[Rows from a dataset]
_ _ _ _
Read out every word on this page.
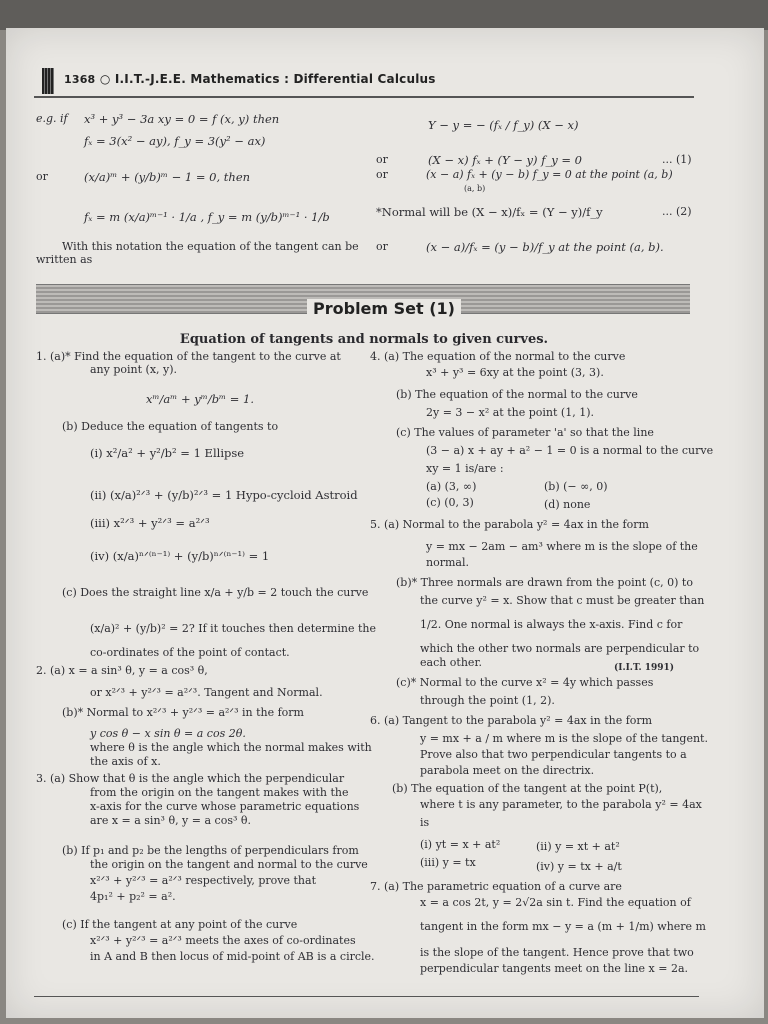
1368 ○ I.I.T.-J.E.E. Mathematics : Differential Calculus
e.g. if x³ + y³ − 3a xy = 0 = f (x, y) then
fₓ = 3(x² − ay), f_y = 3(y² − ax)
or	(x/a)ᵐ + (y/b)ᵐ − 1 = 0, then
fₓ = m (x/a)ᵐ⁻¹ · 1/a , f_y = m (y/b)ᵐ⁻¹ · 1/b
With this notation the equation of the tangent can be
written as
Y − y = − (fₓ / f_y) (X − x)
or	(X − x) fₓ + (Y − y) f_y = 0	... (1)
or	(x − a) fₓ + (y − b) f_y = 0 at the point (a, b)
(a, b)
*Normal will be (X − x)/fₓ = (Y − y)/f_y	... (2)
or	(x − a)/fₓ = (y − b)/f_y at the point (a, b).
Problem Set (1)
Equation of tangents and normals to given curves.
1. (a)* Find the equation of the tangent to the curve at
any point (x, y).
xᵐ/aᵐ + yᵐ/bᵐ = 1.
(b) Deduce the equation of tangents to
(i) x²/a² + y²/b² = 1 Ellipse
(ii) (x/a)²ᐟ³ + (y/b)²ᐟ³ = 1 Hypo-cycloid Astroid
(iii) x²ᐟ³ + y²ᐟ³ = a²ᐟ³
(iv) (x/a)ⁿᐟ⁽ⁿ⁻¹⁾ + (y/b)ⁿᐟ⁽ⁿ⁻¹⁾ = 1
(c) Does the straight line x/a + y/b = 2 touch the curve
(x/a)² + (y/b)² = 2? If it touches then determine the
co-ordinates of the point of contact.
2. (a) x = a sin³ θ, y = a cos³ θ,
or x²ᐟ³ + y²ᐟ³ = a²ᐟ³. Tangent and Normal.
(b)* Normal to x²ᐟ³ + y²ᐟ³ = a²ᐟ³ in the form
y cos θ − x sin θ = a cos 2θ.
where θ is the angle which the normal makes with
the axis of x.
3. (a) Show that θ is the angle which the perpendicular
from the origin on the tangent makes with the
x-axis for the curve whose parametric equations
are x = a sin³ θ, y = a cos³ θ.
(b) If p₁ and p₂ be the lengths of perpendiculars from
the origin on the tangent and normal to the curve
x²ᐟ³ + y²ᐟ³ = a²ᐟ³ respectively, prove that
4p₁² + p₂² = a².
(c) If the tangent at any point of the curve
x²ᐟ³ + y²ᐟ³ = a²ᐟ³ meets the axes of co-ordinates
in A and B then locus of mid-point of AB is a circle.
4. (a) The equation of the normal to the curve
x³ + y³ = 6xy at the point (3, 3).
(b) The equation of the normal to the curve
2y = 3 − x² at the point (1, 1).
(c) The values of parameter 'a' so that the line
(3 − a) x + ay + a² − 1 = 0 is a normal to the curve
xy = 1 is/are :
(a) (3, ∞)	(b) (− ∞, 0)
(c) (0, 3)	(d) none
5. (a) Normal to the parabola y² = 4ax in the form
y = mx − 2am − am³ where m is the slope of the
normal.
(b)* Three normals are drawn from the point (c, 0) to
the curve y² = x. Show that c must be greater than
1/2. One normal is always the x-axis. Find c for
which the other two normals are perpendicular to
each other.	(I.I.T. 1991)
(c)* Normal to the curve x² = 4y which passes
through the point (1, 2).
6. (a) Tangent to the parabola y² = 4ax in the form
y = mx + a / m where m is the slope of the tangent.
Prove also that two perpendicular tangents to a
parabola meet on the directrix.
(b) The equation of the tangent at the point P(t),
where t is any parameter, to the parabola y² = 4ax
is
(i) yt = x + at²	(ii) y = xt + at²
(iii) y = tx	(iv) y = tx + a/t
7. (a) The parametric equation of a curve are
x = a cos 2t, y = 2√2a sin t. Find the equation of
tangent in the form mx − y = a (m + 1/m) where m
is the slope of the tangent. Hence prove that two
perpendicular tangents meet on the line x = 2a.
_ _ _ _
(Direction)
Write the records out once more, exactly as they appear, with no pictures.

(The reply)
Read out every word on this page.
1368 ○ I.I.T.-J.E.E. Mathematics : Differential Calculus
e.g. if x³ + y³ − 3a xy = 0 = f (x, y) then
fₓ = 3(x² − ay), f_y = 3(y² − ax)
or	(x/a)ᵐ + (y/b)ᵐ − 1 = 0, then
fₓ = m (x/a)ᵐ⁻¹ · 1/a , f_y = m (y/b)ᵐ⁻¹ · 1/b
With this notation the equation of the tangent can be
written as
Y − y = − (fₓ / f_y) (X − x)
or	(X − x) fₓ + (Y − y) f_y = 0	... (1)
or	(x − a) fₓ + (y − b) f_y = 0 at the point (a, b)
(a, b)
*Normal will be (X − x)/fₓ = (Y − y)/f_y	... (2)
or	(x − a)/fₓ = (y − b)/f_y at the point (a, b).
Problem Set (1)
Equation of tangents and normals to given curves.
1. (a)* Find the equation of the tangent to the curve at
any point (x, y).
xᵐ/aᵐ + yᵐ/bᵐ = 1.
(b) Deduce the equation of tangents to
(i) x²/a² + y²/b² = 1 Ellipse
(ii) (x/a)²ᐟ³ + (y/b)²ᐟ³ = 1 Hypo-cycloid Astroid
(iii) x²ᐟ³ + y²ᐟ³ = a²ᐟ³
(iv) (x/a)ⁿᐟ⁽ⁿ⁻¹⁾ + (y/b)ⁿᐟ⁽ⁿ⁻¹⁾ = 1
(c) Does the straight line x/a + y/b = 2 touch the curve
(x/a)² + (y/b)² = 2? If it touches then determine the
co-ordinates of the point of contact.
2. (a) x = a sin³ θ, y = a cos³ θ,
or x²ᐟ³ + y²ᐟ³ = a²ᐟ³. Tangent and Normal.
(b)* Normal to x²ᐟ³ + y²ᐟ³ = a²ᐟ³ in the form
y cos θ − x sin θ = a cos 2θ.
where θ is the angle which the normal makes with
the axis of x.
3. (a) Show that θ is the angle which the perpendicular
from the origin on the tangent makes with the
x-axis for the curve whose parametric equations
are x = a sin³ θ, y = a cos³ θ.
(b) If p₁ and p₂ be the lengths of perpendiculars from
the origin on the tangent and normal to the curve
x²ᐟ³ + y²ᐟ³ = a²ᐟ³ respectively, prove that
4p₁² + p₂² = a².
(c) If the tangent at any point of the curve
x²ᐟ³ + y²ᐟ³ = a²ᐟ³ meets the axes of co-ordinates
in A and B then locus of mid-point of AB is a circle.
4. (a) The equation of the normal to the curve
x³ + y³ = 6xy at the point (3, 3).
(b) The equation of the normal to the curve
2y = 3 − x² at the point (1, 1).
(c) The values of parameter 'a' so that the line
(3 − a) x + ay + a² − 1 = 0 is a normal to the curve
xy = 1 is/are :
(a) (3, ∞)	(b) (− ∞, 0)
(c) (0, 3)	(d) none
5. (a) Normal to the parabola y² = 4ax in the form
y = mx − 2am − am³ where m is the slope of the
normal.
(b)* Three normals are drawn from the point (c, 0) to
the curve y² = x. Show that c must be greater than
1/2. One normal is always the x-axis. Find c for
which the other two normals are perpendicular to
each other.	(I.I.T. 1991)
(c)* Normal to the curve x² = 4y which passes
through the point (1, 2).
6. (a) Tangent to the parabola y² = 4ax in the form
y = mx + a / m where m is the slope of the tangent.
Prove also that two perpendicular tangents to a
parabola meet on the directrix.
(b) The equation of the tangent at the point P(t),
where t is any parameter, to the parabola y² = 4ax
is
(i) yt = x + at²	(ii) y = xt + at²
(iii) y = tx	(iv) y = tx + a/t
7. (a) The parametric equation of a curve are
x = a cos 2t, y = 2√2a sin t. Find the equation of
tangent in the form mx − y = a (m + 1/m) where m
is the slope of the tangent. Hence prove that two
perpendicular tangents meet on the line x = 2a.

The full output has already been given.